[Items from a data source]
**********

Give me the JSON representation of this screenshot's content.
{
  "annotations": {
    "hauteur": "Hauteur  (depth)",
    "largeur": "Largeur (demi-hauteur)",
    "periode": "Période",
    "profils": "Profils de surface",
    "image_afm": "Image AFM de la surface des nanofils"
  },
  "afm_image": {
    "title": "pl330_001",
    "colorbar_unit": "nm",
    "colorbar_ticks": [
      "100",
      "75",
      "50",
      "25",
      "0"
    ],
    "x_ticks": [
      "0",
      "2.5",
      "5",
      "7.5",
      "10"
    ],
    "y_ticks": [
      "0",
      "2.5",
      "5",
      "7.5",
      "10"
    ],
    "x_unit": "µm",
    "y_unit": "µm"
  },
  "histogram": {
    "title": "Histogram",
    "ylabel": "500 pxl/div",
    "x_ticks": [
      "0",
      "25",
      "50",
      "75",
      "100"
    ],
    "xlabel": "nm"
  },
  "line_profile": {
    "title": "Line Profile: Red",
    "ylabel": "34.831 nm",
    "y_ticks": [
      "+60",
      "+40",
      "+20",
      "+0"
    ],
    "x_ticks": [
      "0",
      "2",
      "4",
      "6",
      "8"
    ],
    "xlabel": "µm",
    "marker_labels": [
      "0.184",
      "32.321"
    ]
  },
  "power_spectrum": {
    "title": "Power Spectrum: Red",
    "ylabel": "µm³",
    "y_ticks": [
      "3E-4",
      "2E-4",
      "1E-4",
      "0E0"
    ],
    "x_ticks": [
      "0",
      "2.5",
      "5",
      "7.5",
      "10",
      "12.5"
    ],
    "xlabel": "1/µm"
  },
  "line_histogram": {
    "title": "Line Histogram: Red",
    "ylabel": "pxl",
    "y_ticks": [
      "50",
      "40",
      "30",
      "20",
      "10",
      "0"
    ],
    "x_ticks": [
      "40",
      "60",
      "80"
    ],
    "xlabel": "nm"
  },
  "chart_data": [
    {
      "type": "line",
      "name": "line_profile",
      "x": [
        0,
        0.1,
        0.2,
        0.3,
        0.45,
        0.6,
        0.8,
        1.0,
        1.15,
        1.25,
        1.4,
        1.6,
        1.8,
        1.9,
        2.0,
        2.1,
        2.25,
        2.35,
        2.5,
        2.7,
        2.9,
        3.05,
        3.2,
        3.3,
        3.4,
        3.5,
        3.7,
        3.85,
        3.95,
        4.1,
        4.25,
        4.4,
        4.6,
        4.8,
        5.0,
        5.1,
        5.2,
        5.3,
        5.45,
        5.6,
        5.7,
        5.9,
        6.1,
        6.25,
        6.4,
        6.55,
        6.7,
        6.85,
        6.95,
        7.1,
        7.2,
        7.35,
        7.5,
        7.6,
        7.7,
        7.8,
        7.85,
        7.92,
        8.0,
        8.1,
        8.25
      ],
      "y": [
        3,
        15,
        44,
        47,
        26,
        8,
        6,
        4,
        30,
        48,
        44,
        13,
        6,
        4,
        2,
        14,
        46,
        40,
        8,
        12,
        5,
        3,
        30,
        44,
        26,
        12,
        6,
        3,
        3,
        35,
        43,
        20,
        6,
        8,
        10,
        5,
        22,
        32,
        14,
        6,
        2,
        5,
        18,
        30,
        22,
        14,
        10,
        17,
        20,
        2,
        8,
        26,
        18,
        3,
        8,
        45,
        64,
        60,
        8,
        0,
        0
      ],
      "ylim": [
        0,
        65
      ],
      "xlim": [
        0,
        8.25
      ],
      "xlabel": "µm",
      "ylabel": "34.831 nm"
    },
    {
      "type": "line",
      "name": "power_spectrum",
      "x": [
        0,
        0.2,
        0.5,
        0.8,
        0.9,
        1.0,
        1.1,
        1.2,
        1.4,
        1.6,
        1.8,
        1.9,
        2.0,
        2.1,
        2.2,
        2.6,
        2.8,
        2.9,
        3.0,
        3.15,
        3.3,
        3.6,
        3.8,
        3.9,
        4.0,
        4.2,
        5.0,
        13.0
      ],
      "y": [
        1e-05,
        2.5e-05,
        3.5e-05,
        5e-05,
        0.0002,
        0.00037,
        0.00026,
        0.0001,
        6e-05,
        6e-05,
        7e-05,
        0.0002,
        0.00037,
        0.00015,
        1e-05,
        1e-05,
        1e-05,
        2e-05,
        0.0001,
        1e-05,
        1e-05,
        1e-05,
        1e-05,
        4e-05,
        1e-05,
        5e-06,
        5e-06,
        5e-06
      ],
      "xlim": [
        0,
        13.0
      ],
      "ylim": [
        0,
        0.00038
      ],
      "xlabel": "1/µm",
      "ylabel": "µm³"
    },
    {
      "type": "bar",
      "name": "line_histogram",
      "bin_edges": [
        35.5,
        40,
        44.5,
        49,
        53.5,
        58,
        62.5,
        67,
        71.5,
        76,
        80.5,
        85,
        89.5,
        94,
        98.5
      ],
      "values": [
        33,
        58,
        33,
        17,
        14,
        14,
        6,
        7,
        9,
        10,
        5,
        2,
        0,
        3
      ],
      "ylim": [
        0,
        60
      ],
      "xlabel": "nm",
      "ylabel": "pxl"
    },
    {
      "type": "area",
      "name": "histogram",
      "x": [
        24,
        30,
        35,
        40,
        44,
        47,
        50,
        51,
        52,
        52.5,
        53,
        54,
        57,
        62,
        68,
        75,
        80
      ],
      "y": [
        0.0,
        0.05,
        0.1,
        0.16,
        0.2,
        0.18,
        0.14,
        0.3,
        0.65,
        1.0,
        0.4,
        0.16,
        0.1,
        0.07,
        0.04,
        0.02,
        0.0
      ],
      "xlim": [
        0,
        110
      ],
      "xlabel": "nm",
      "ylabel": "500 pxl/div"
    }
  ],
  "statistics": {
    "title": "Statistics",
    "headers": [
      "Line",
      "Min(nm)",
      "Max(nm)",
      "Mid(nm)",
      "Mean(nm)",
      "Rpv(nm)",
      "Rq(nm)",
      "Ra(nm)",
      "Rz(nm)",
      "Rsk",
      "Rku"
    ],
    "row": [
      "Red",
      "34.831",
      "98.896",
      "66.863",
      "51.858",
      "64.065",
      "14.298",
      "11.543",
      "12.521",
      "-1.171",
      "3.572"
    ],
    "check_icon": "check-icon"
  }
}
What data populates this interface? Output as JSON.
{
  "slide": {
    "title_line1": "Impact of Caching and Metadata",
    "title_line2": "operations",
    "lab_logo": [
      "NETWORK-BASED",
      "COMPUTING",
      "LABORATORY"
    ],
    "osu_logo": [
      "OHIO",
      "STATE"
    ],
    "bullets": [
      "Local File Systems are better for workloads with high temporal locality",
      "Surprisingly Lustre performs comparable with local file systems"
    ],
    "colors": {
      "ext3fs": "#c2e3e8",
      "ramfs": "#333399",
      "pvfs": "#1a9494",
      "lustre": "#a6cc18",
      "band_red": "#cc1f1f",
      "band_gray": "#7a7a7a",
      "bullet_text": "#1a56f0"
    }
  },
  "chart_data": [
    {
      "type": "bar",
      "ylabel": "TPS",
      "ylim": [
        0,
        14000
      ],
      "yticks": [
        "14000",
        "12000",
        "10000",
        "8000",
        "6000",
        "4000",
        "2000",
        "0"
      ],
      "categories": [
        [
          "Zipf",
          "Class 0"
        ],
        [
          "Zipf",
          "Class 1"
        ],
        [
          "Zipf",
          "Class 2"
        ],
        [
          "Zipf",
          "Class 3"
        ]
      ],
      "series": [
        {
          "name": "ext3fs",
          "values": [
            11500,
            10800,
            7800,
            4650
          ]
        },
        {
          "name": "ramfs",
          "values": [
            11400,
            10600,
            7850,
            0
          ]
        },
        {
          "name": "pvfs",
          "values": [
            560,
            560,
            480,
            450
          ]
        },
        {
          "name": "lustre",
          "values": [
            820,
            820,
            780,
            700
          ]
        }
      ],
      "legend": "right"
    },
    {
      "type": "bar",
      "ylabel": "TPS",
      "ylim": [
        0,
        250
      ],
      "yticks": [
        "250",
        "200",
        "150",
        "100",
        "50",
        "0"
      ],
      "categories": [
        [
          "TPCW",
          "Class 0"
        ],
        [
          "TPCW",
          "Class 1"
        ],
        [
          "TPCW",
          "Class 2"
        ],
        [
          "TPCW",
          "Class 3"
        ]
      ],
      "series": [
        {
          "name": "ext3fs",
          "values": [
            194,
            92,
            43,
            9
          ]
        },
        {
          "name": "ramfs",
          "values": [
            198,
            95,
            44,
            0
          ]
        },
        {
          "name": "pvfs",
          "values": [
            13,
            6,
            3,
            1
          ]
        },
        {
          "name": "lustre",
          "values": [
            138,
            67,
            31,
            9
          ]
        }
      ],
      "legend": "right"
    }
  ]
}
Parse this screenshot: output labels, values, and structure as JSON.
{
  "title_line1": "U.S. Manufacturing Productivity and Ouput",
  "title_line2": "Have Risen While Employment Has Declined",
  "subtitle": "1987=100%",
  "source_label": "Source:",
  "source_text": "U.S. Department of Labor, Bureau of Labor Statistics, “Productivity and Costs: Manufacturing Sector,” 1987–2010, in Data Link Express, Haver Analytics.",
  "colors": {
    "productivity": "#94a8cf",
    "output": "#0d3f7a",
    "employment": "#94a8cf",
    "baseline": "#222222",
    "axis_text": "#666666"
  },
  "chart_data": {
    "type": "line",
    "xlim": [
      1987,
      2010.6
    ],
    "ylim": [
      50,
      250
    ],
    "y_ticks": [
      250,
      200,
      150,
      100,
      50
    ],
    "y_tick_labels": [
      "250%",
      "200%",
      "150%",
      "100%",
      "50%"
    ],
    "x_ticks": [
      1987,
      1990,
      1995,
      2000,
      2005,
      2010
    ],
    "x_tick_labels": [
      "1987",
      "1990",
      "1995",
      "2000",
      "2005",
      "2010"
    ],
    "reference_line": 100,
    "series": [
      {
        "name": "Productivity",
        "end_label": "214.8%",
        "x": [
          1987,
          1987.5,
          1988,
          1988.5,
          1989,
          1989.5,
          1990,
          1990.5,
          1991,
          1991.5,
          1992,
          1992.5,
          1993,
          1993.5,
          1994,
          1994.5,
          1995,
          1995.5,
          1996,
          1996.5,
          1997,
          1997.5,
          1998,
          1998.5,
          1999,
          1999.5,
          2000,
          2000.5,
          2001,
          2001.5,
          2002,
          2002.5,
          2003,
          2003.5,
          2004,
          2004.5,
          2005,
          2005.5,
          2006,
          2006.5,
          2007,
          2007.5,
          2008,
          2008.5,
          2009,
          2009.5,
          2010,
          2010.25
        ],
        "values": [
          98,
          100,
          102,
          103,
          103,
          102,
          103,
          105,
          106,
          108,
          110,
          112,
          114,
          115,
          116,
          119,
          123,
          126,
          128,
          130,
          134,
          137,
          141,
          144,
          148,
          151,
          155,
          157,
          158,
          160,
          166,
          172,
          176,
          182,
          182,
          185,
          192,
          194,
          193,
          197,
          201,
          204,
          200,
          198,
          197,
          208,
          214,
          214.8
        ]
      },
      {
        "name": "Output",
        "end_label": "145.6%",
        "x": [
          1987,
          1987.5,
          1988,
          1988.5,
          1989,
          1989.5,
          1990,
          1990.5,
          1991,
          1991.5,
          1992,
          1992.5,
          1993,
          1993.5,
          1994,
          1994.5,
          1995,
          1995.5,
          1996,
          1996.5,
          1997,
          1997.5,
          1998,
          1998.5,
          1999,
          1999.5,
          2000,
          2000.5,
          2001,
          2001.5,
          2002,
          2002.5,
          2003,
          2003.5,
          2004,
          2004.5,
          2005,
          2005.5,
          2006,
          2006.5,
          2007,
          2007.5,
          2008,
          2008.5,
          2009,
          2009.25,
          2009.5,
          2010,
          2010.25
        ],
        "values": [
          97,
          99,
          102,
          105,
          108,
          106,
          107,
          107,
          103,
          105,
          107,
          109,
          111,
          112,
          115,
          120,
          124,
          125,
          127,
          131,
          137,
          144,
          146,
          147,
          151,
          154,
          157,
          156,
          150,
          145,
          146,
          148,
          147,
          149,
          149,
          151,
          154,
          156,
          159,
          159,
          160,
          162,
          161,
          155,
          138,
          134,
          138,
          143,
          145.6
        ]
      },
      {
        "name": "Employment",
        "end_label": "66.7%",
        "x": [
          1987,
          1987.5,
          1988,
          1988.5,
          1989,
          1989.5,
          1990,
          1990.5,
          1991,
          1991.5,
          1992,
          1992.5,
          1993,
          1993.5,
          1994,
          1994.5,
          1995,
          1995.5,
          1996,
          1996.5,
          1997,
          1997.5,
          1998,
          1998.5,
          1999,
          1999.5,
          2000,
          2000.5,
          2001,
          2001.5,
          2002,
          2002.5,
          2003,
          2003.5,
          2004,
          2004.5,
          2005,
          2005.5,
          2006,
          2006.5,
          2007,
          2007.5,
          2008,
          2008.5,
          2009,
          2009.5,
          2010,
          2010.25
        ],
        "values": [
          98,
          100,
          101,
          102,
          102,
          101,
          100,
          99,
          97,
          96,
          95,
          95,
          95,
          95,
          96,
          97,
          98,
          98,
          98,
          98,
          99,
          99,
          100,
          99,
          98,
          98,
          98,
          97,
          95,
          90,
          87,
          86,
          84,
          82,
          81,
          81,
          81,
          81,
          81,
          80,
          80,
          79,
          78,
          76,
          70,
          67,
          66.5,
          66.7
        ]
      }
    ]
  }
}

**********

▶ Task objective
Copy every line above in which the string "this" shows up.

▶ Correct answer
Give me the JSON representation of this screenshot's content.
What data populates this interface? Output as JSON.
Parse this screenshot: output labels, values, and structure as JSON.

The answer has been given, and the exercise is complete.